> _Exercise description_
Extract every line of the material below and reproduce it faithfully.

> _Data supplied_
>>>
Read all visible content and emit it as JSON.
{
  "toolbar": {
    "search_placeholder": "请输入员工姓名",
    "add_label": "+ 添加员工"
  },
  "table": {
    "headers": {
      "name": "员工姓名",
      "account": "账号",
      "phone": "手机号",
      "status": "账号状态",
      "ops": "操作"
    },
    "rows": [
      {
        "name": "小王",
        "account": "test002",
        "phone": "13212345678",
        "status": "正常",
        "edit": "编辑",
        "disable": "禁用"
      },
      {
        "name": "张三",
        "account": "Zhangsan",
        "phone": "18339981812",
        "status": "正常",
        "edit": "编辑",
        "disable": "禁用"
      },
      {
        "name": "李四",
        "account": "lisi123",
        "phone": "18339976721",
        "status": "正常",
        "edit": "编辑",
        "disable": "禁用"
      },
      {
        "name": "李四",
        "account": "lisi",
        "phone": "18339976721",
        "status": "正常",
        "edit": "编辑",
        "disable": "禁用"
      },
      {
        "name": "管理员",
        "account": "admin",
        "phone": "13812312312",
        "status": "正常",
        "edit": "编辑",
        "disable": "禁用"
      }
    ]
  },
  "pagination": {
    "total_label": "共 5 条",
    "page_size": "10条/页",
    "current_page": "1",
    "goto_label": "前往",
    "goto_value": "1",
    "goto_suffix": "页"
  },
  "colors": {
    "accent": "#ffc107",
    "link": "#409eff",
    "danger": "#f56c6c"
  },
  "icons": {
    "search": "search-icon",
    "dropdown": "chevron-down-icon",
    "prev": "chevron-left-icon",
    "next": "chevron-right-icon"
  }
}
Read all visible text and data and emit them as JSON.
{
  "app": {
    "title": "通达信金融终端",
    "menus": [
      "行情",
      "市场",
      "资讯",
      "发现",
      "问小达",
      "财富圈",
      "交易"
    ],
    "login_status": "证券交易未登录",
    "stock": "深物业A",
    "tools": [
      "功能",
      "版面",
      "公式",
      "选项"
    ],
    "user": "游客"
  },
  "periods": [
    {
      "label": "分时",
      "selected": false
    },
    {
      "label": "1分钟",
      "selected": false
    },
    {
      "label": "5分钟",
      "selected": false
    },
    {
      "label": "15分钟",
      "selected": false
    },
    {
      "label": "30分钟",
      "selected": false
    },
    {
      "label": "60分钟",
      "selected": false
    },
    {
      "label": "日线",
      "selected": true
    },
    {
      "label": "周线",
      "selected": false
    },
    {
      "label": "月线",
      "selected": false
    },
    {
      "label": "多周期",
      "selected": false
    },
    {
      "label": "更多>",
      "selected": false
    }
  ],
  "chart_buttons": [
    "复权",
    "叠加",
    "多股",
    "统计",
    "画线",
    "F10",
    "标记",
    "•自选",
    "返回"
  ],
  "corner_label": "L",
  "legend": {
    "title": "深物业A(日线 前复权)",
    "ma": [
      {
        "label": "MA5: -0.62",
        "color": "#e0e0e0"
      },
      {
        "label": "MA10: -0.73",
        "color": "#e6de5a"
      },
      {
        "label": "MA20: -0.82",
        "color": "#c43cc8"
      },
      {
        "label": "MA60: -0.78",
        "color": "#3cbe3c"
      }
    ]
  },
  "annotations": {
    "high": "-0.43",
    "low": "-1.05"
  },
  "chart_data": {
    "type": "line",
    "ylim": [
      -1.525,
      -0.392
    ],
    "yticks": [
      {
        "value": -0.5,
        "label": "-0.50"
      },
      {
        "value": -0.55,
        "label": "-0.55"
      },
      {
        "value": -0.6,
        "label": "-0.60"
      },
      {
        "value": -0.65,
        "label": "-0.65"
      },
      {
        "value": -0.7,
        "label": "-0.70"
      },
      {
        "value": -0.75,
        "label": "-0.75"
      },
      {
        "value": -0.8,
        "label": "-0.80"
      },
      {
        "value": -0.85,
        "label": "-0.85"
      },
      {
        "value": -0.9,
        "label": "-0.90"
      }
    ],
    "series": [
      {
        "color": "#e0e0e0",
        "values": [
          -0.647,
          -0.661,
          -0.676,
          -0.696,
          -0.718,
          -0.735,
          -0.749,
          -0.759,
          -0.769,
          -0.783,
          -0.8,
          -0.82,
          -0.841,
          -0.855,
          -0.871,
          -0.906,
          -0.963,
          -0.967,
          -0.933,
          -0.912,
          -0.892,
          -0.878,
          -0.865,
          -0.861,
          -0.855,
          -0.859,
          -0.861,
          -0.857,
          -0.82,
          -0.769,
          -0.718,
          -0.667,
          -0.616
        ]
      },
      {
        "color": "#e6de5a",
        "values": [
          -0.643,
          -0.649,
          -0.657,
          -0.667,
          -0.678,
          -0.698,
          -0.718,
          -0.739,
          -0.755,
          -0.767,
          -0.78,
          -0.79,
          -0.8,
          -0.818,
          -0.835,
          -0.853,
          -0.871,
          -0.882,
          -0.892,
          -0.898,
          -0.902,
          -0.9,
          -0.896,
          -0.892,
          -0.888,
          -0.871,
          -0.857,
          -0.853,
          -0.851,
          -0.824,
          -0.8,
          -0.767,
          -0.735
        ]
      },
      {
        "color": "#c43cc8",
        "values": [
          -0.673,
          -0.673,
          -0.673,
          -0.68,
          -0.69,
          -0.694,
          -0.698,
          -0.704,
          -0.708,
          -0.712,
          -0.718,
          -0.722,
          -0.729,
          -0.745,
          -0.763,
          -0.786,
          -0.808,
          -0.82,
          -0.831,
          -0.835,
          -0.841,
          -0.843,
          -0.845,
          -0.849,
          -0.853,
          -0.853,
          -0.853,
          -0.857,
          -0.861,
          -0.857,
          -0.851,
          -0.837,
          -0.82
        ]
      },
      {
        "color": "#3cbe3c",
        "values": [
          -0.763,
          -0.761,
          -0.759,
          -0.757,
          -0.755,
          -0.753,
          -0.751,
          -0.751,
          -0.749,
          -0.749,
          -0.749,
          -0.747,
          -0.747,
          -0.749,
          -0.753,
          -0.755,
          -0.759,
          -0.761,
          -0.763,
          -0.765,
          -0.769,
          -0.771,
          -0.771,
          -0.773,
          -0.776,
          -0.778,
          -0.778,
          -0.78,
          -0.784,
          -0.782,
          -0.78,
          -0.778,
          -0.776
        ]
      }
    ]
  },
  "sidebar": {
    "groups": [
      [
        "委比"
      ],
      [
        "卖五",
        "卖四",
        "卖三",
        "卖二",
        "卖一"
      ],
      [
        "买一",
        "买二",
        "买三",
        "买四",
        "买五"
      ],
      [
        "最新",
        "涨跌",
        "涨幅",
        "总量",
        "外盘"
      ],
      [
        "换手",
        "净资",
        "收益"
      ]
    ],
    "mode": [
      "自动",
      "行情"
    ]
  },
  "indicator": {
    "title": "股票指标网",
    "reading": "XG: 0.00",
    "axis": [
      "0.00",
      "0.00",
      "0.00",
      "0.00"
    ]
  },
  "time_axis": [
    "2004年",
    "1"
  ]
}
<<<
> _Response_
Read all visible content and emit it as JSON.
{
  "toolbar": {
    "search_placeholder": "请输入员工姓名",
    "add_label": "+ 添加员工"
  },
  "table": {
    "headers": {
      "name": "员工姓名",
      "account": "账号",
      "phone": "手机号",
      "status": "账号状态",
      "ops": "操作"
    },
    "rows": [
      {
        "name": "小王",
        "account": "test002",
        "phone": "13212345678",
        "status": "正常",
        "edit": "编辑",
        "disable": "禁用"
      },
      {
        "name": "张三",
        "account": "Zhangsan",
        "phone": "18339981812",
        "status": "正常",
        "edit": "编辑",
        "disable": "禁用"
      },
      {
        "name": "李四",
        "account": "lisi123",
        "phone": "18339976721",
        "status": "正常",
        "edit": "编辑",
        "disable": "禁用"
      },
      {
        "name": "李四",
        "account": "lisi",
        "phone": "18339976721",
        "status": "正常",
        "edit": "编辑",
        "disable": "禁用"
      },
      {
        "name": "管理员",
        "account": "admin",
        "phone": "13812312312",
        "status": "正常",
        "edit": "编辑",
        "disable": "禁用"
      }
    ]
  },
  "pagination": {
    "total_label": "共 5 条",
    "page_size": "10条/页",
    "current_page": "1",
    "goto_label": "前往",
    "goto_value": "1",
    "goto_suffix": "页"
  },
  "colors": {
    "accent": "#ffc107",
    "link": "#409eff",
    "danger": "#f56c6c"
  },
  "icons": {
    "search": "search-icon",
    "dropdown": "chevron-down-icon",
    "prev": "chevron-left-icon",
    "next": "chevron-right-icon"
  }
}
Read all visible text and data and emit them as JSON.
{
  "app": {
    "title": "通达信金融终端",
    "menus": [
      "行情",
      "市场",
      "资讯",
      "发现",
      "问小达",
      "财富圈",
      "交易"
    ],
    "login_status": "证券交易未登录",
    "stock": "深物业A",
    "tools": [
      "功能",
      "版面",
      "公式",
      "选项"
    ],
    "user": "游客"
  },
  "periods": [
    {
      "label": "分时",
      "selected": false
    },
    {
      "label": "1分钟",
      "selected": false
    },
    {
      "label": "5分钟",
      "selected": false
    },
    {
      "label": "15分钟",
      "selected": false
    },
    {
      "label": "30分钟",
      "selected": false
    },
    {
      "label": "60分钟",
      "selected": false
    },
    {
      "label": "日线",
      "selected": true
    },
    {
      "label": "周线",
      "selected": false
    },
    {
      "label": "月线",
      "selected": false
    },
    {
      "label": "多周期",
      "selected": false
    },
    {
      "label": "更多>",
      "selected": false
    }
  ],
  "chart_buttons": [
    "复权",
    "叠加",
    "多股",
    "统计",
    "画线",
    "F10",
    "标记",
    "•自选",
    "返回"
  ],
  "corner_label": "L",
  "legend": {
    "title": "深物业A(日线 前复权)",
    "ma": [
      {
        "label": "MA5: -0.62",
        "color": "#e0e0e0"
      },
      {
        "label": "MA10: -0.73",
        "color": "#e6de5a"
      },
      {
        "label": "MA20: -0.82",
        "color": "#c43cc8"
      },
      {
        "label": "MA60: -0.78",
        "color": "#3cbe3c"
      }
    ]
  },
  "annotations": {
    "high": "-0.43",
    "low": "-1.05"
  },
  "chart_data": {
    "type": "line",
    "ylim": [
      -1.525,
      -0.392
    ],
    "yticks": [
      {
        "value": -0.5,
        "label": "-0.50"
      },
      {
        "value": -0.55,
        "label": "-0.55"
      },
      {
        "value": -0.6,
        "label": "-0.60"
      },
      {
        "value": -0.65,
        "label": "-0.65"
      },
      {
        "value": -0.7,
        "label": "-0.70"
      },
      {
        "value": -0.75,
        "label": "-0.75"
      },
      {
        "value": -0.8,
        "label": "-0.80"
      },
      {
        "value": -0.85,
        "label": "-0.85"
      },
      {
        "value": -0.9,
        "label": "-0.90"
      }
    ],
    "series": [
      {
        "color": "#e0e0e0",
        "values": [
          -0.647,
          -0.661,
          -0.676,
          -0.696,
          -0.718,
          -0.735,
          -0.749,
          -0.759,
          -0.769,
          -0.783,
          -0.8,
          -0.82,
          -0.841,
          -0.855,
          -0.871,
          -0.906,
          -0.963,
          -0.967,
          -0.933,
          -0.912,
          -0.892,
          -0.878,
          -0.865,
          -0.861,
          -0.855,
          -0.859,
          -0.861,
          -0.857,
          -0.82,
          -0.769,
          -0.718,
          -0.667,
          -0.616
        ]
      },
      {
        "color": "#e6de5a",
        "values": [
          -0.643,
          -0.649,
          -0.657,
          -0.667,
          -0.678,
          -0.698,
          -0.718,
          -0.739,
          -0.755,
          -0.767,
          -0.78,
          -0.79,
          -0.8,
          -0.818,
          -0.835,
          -0.853,
          -0.871,
          -0.882,
          -0.892,
          -0.898,
          -0.902,
          -0.9,
          -0.896,
          -0.892,
          -0.888,
          -0.871,
          -0.857,
          -0.853,
          -0.851,
          -0.824,
          -0.8,
          -0.767,
          -0.735
        ]
      },
      {
        "color": "#c43cc8",
        "values": [
          -0.673,
          -0.673,
          -0.673,
          -0.68,
          -0.69,
          -0.694,
          -0.698,
          -0.704,
          -0.708,
          -0.712,
          -0.718,
          -0.722,
          -0.729,
          -0.745,
          -0.763,
          -0.786,
          -0.808,
          -0.82,
          -0.831,
          -0.835,
          -0.841,
          -0.843,
          -0.845,
          -0.849,
          -0.853,
          -0.853,
          -0.853,
          -0.857,
          -0.861,
          -0.857,
          -0.851,
          -0.837,
          -0.82
        ]
      },
      {
        "color": "#3cbe3c",
        "values": [
          -0.763,
          -0.761,
          -0.759,
          -0.757,
          -0.755,
          -0.753,
          -0.751,
          -0.751,
          -0.749,
          -0.749,
          -0.749,
          -0.747,
          -0.747,
          -0.749,
          -0.753,
          -0.755,
          -0.759,
          -0.761,
          -0.763,
          -0.765,
          -0.769,
          -0.771,
          -0.771,
          -0.773,
          -0.776,
          -0.778,
          -0.778,
          -0.78,
          -0.784,
          -0.782,
          -0.78,
          -0.778,
          -0.776
        ]
      }
    ]
  },
  "sidebar": {
    "groups": [
      [
        "委比"
      ],
      [
        "卖五",
        "卖四",
        "卖三",
        "卖二",
        "卖一"
      ],
      [
        "买一",
        "买二",
        "买三",
        "买四",
        "买五"
      ],
      [
        "最新",
        "涨跌",
        "涨幅",
        "总量",
        "外盘"
      ],
      [
        "换手",
        "净资",
        "收益"
      ]
    ],
    "mode": [
      "自动",
      "行情"
    ]
  },
  "indicator": {
    "title": "股票指标网",
    "reading": "XG: 0.00",
    "axis": [
      "0.00",
      "0.00",
      "0.00",
      "0.00"
    ]
  },
  "time_axis": [
    "2004年",
    "1"
  ]
}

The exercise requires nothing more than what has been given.